> _Exercise material_:
------

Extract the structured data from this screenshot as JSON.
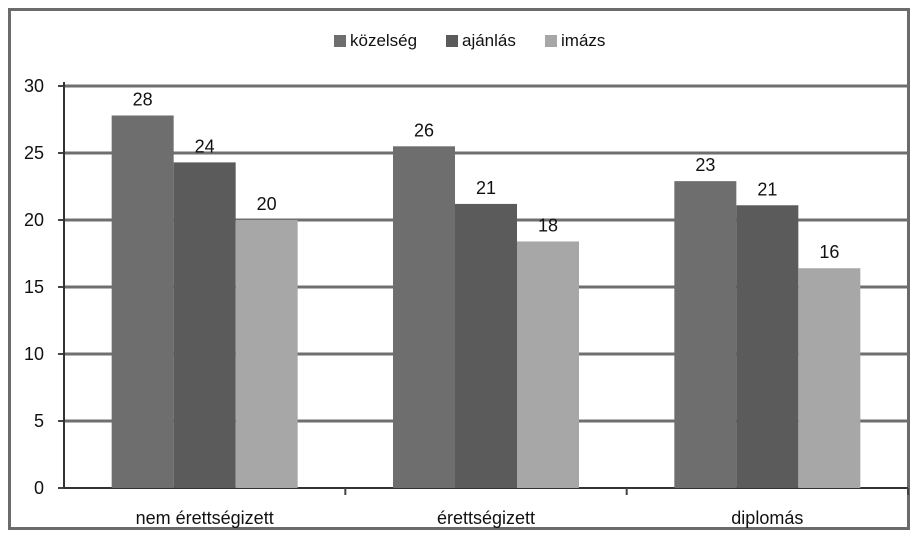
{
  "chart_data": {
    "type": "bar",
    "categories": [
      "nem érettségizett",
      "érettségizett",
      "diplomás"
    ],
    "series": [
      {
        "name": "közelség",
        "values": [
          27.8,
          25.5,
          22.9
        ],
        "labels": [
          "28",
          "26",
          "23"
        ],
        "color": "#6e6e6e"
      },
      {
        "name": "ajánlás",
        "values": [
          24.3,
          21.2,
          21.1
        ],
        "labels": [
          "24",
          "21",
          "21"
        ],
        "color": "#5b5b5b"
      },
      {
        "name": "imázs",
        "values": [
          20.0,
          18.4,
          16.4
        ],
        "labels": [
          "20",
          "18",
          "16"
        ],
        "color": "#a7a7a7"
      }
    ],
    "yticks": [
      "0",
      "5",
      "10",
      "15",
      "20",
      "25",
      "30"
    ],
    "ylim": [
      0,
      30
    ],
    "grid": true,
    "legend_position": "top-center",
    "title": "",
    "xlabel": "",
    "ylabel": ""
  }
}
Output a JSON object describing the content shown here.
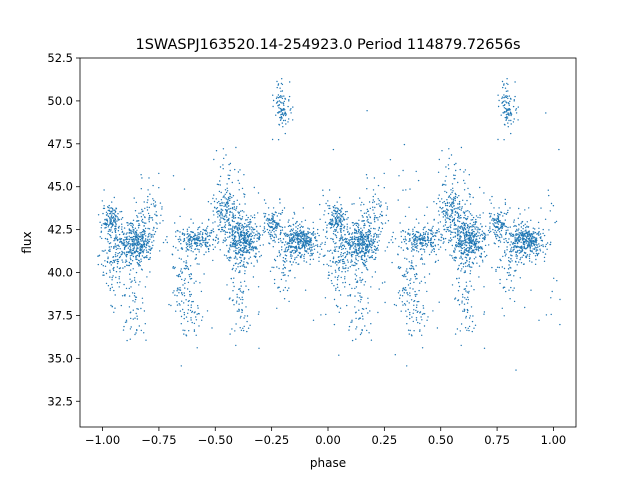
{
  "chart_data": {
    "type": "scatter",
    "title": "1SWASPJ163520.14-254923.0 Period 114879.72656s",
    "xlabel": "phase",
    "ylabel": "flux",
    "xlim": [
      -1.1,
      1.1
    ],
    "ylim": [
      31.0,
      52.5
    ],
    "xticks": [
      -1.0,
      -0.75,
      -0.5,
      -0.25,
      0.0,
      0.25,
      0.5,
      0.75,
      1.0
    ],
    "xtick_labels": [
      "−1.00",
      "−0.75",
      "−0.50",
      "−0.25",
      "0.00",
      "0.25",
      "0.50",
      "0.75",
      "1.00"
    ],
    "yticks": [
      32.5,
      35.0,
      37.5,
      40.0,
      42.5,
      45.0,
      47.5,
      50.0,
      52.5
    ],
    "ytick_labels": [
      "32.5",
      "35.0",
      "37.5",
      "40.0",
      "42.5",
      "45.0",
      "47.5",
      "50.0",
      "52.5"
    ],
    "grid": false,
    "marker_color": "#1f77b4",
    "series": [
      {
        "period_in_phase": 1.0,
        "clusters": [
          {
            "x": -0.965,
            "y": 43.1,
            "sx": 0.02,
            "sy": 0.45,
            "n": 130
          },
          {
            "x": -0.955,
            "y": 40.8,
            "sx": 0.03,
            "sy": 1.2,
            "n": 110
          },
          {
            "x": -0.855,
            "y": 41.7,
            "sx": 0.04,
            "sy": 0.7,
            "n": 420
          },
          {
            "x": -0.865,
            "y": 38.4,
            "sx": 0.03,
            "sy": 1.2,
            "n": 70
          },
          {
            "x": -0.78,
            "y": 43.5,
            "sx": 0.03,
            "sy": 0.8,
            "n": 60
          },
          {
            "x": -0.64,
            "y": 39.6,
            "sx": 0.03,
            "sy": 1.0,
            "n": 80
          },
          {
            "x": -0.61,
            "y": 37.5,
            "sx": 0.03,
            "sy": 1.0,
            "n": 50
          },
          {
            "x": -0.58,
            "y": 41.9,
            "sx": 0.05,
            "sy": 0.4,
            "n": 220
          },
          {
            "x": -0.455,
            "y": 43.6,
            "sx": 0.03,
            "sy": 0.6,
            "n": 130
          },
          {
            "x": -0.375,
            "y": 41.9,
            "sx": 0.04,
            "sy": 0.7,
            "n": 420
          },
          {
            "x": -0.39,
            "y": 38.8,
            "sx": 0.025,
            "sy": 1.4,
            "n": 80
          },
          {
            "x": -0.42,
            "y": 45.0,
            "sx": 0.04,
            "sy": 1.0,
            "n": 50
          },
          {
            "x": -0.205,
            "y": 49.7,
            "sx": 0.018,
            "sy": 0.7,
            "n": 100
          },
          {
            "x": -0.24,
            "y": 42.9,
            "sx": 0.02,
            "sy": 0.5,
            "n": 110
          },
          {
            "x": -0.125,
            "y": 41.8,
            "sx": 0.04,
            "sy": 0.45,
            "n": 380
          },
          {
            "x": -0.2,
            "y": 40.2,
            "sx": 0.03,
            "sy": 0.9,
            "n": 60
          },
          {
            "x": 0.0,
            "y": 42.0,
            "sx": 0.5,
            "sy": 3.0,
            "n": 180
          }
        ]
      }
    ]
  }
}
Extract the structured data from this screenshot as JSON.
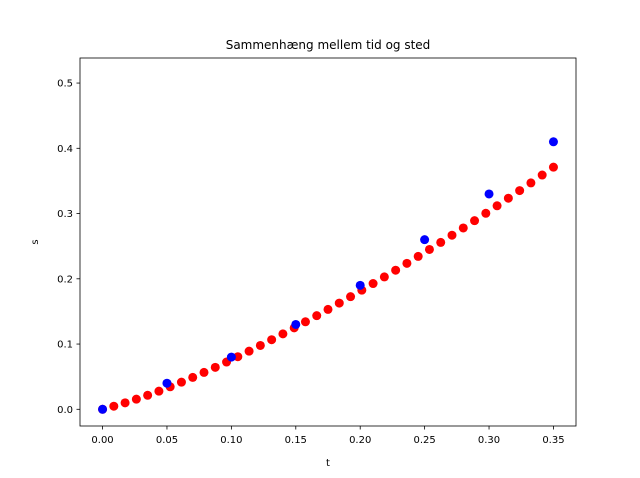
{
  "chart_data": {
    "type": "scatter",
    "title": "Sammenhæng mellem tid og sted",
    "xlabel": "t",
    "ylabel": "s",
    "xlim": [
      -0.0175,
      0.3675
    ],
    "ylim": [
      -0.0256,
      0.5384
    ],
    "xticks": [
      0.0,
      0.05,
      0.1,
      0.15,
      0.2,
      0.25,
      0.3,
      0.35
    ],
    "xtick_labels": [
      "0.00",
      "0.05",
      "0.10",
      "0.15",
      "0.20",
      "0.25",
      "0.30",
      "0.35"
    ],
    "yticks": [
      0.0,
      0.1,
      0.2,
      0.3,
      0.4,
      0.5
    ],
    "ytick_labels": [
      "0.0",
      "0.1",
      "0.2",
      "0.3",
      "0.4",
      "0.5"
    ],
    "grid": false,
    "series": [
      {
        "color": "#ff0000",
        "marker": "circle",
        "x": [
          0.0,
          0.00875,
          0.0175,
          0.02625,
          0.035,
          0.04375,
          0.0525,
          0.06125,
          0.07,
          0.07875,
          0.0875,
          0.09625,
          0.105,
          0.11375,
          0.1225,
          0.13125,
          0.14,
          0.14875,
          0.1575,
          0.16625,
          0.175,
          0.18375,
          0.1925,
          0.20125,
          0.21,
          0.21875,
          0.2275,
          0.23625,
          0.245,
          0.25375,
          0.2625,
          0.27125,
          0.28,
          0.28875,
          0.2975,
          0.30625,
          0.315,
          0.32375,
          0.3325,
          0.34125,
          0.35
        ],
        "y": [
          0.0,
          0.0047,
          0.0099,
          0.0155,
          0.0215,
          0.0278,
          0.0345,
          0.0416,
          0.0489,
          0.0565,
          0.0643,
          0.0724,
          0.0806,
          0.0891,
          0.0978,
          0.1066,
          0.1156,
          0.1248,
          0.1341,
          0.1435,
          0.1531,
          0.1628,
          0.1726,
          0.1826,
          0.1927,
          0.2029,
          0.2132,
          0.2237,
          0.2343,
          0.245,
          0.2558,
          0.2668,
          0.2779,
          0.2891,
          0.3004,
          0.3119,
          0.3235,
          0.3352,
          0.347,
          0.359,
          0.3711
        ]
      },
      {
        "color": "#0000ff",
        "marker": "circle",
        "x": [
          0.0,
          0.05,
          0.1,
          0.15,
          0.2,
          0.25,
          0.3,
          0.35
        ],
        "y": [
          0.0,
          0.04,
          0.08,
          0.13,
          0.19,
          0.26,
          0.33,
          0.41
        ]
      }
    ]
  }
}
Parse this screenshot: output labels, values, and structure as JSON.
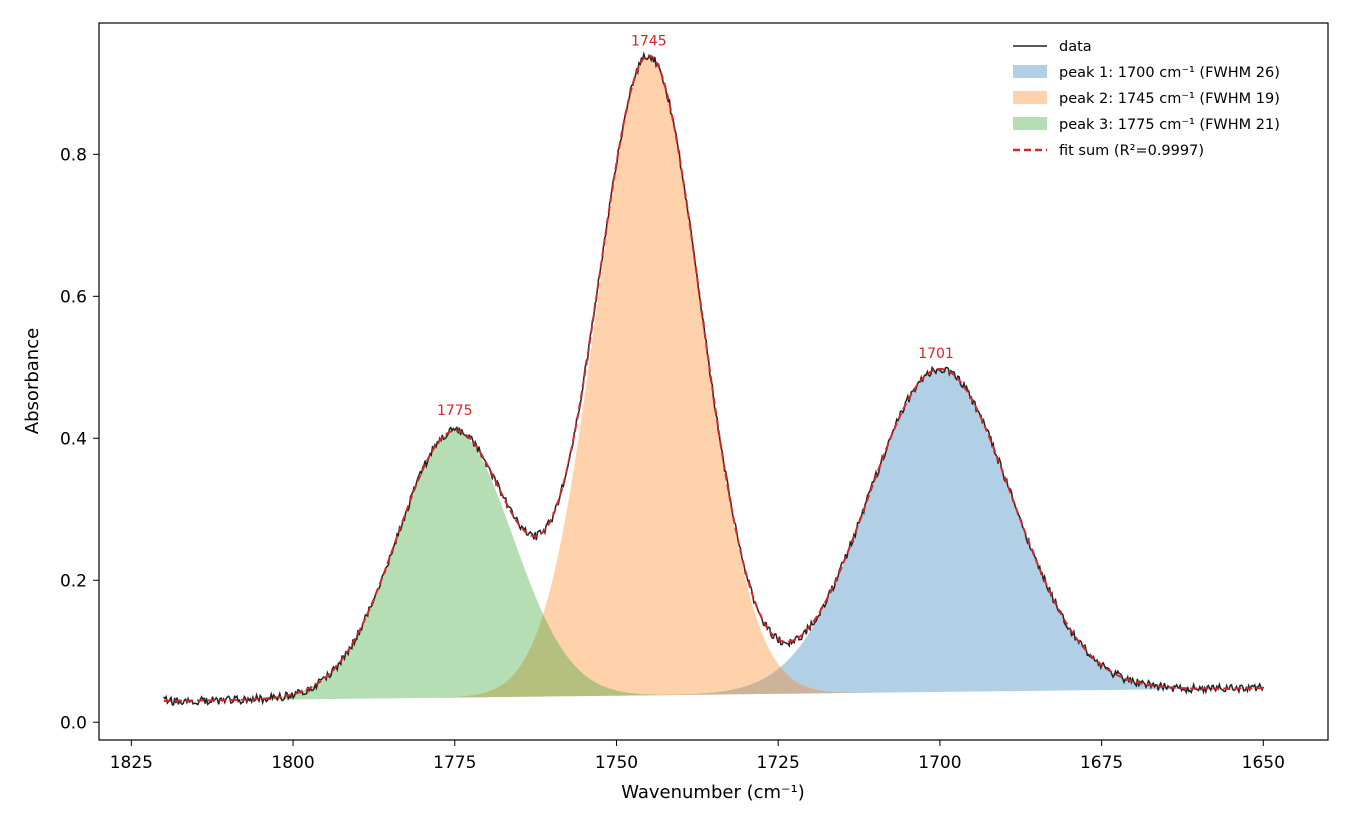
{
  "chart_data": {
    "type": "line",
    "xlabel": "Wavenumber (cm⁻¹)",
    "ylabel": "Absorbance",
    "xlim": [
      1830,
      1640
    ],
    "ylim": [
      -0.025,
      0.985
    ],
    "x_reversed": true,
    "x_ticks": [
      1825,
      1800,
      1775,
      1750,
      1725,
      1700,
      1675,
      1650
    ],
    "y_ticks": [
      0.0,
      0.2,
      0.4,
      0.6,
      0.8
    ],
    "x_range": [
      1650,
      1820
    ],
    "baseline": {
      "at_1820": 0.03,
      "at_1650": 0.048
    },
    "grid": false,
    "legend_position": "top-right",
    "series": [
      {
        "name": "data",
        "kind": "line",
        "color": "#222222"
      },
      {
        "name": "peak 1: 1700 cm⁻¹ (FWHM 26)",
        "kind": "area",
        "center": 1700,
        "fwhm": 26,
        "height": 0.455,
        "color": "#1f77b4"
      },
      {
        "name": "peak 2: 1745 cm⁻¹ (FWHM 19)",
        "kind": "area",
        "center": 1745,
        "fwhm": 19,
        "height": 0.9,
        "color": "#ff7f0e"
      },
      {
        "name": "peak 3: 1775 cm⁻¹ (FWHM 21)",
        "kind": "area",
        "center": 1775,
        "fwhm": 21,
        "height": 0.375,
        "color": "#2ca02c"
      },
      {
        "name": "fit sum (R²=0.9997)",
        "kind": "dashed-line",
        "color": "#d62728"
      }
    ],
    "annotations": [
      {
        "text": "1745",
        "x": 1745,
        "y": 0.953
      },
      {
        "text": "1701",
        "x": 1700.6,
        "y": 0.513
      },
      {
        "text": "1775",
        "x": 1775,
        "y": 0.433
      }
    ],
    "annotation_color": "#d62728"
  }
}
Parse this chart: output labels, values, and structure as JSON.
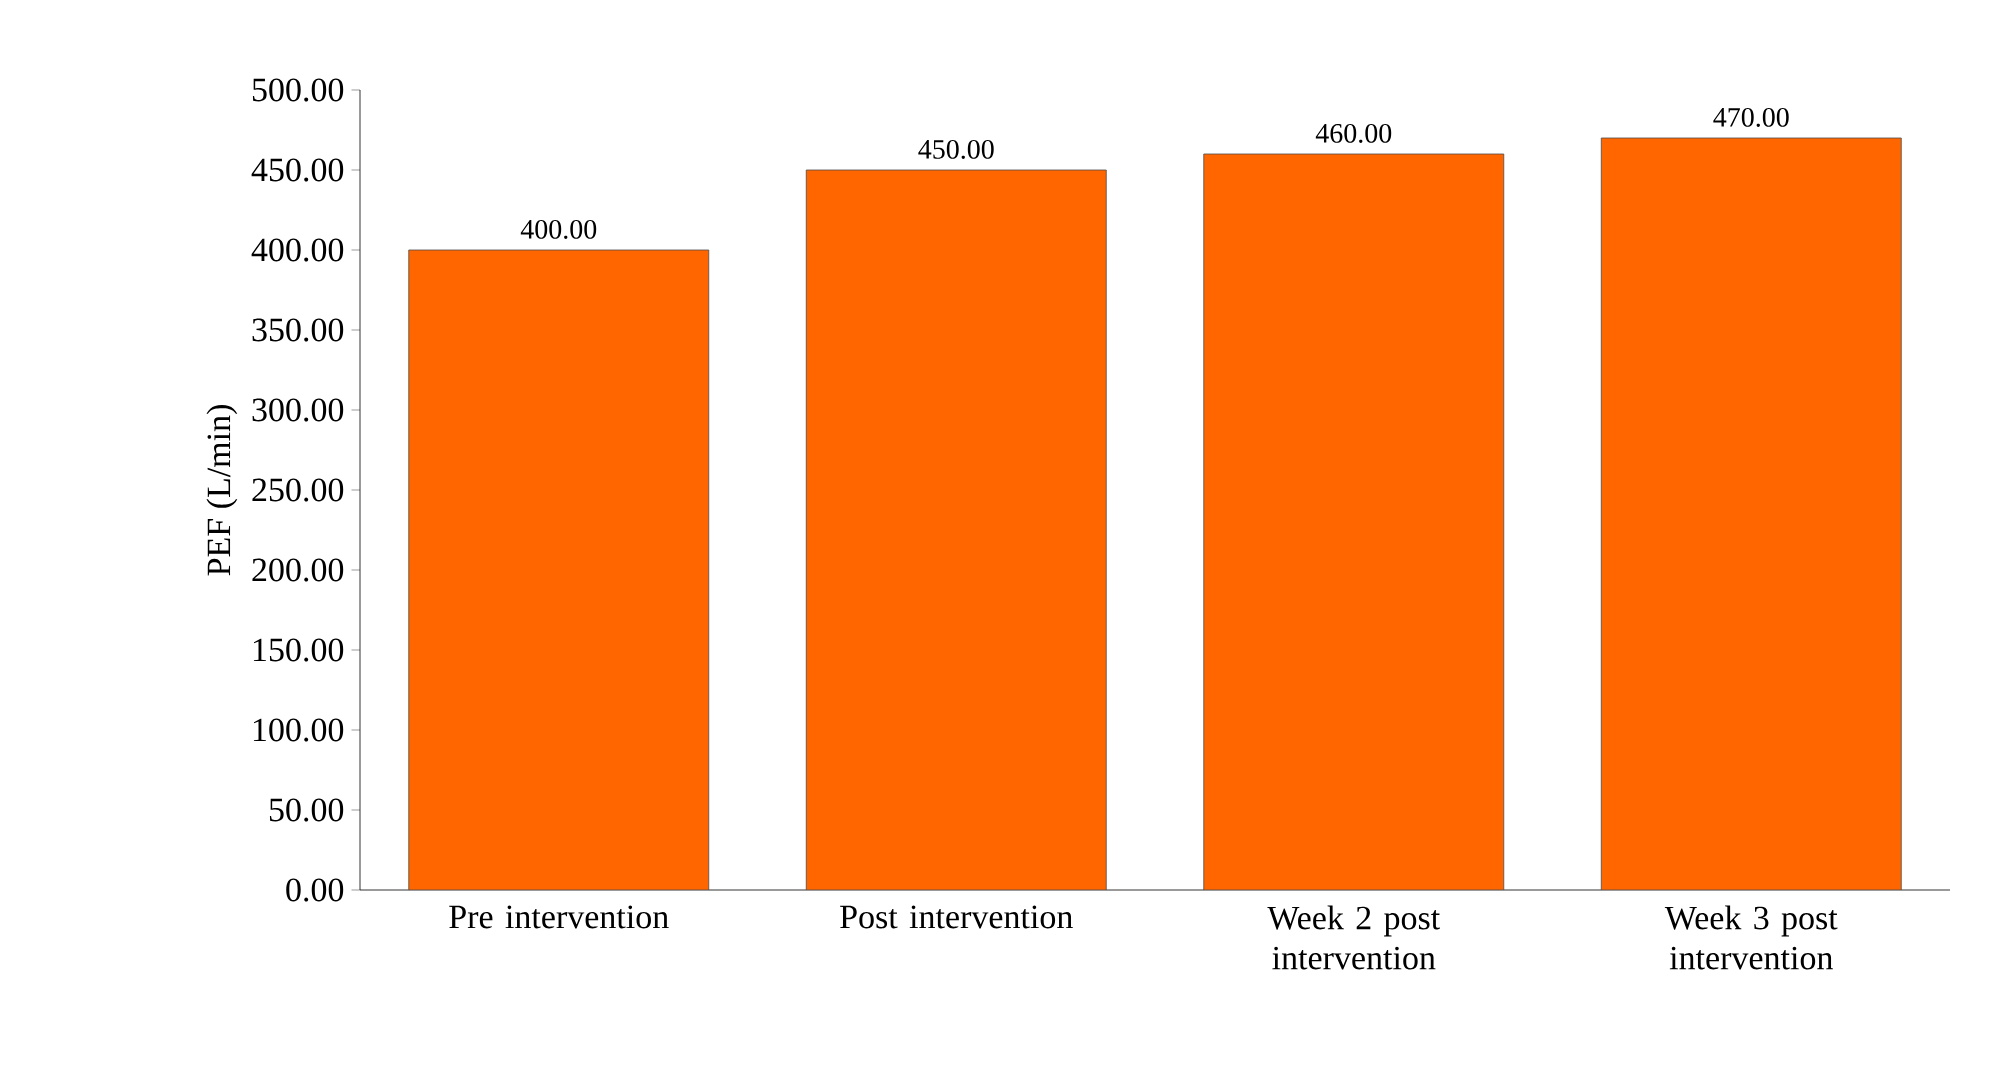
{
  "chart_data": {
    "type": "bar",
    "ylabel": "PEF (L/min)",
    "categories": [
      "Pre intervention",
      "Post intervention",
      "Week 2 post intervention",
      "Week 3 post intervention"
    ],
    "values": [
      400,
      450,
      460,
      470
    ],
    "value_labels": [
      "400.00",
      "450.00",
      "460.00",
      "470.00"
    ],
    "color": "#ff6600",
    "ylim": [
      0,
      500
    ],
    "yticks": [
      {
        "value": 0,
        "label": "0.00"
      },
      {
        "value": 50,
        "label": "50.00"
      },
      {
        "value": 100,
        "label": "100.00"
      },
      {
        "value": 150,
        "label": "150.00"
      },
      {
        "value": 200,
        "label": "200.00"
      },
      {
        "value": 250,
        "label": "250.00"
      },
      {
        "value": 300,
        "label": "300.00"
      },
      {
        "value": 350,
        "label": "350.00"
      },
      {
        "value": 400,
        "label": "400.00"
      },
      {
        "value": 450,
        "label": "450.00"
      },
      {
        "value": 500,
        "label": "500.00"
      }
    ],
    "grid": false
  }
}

------

> _Written instruction_:
Collect each line holding the string "xlabel".

> _Response_:
    "xlabel": "",
    "xlabel": "phase",
    "xlabel": "t",
    "xlabel": "Wavenumber (cm⁻¹)",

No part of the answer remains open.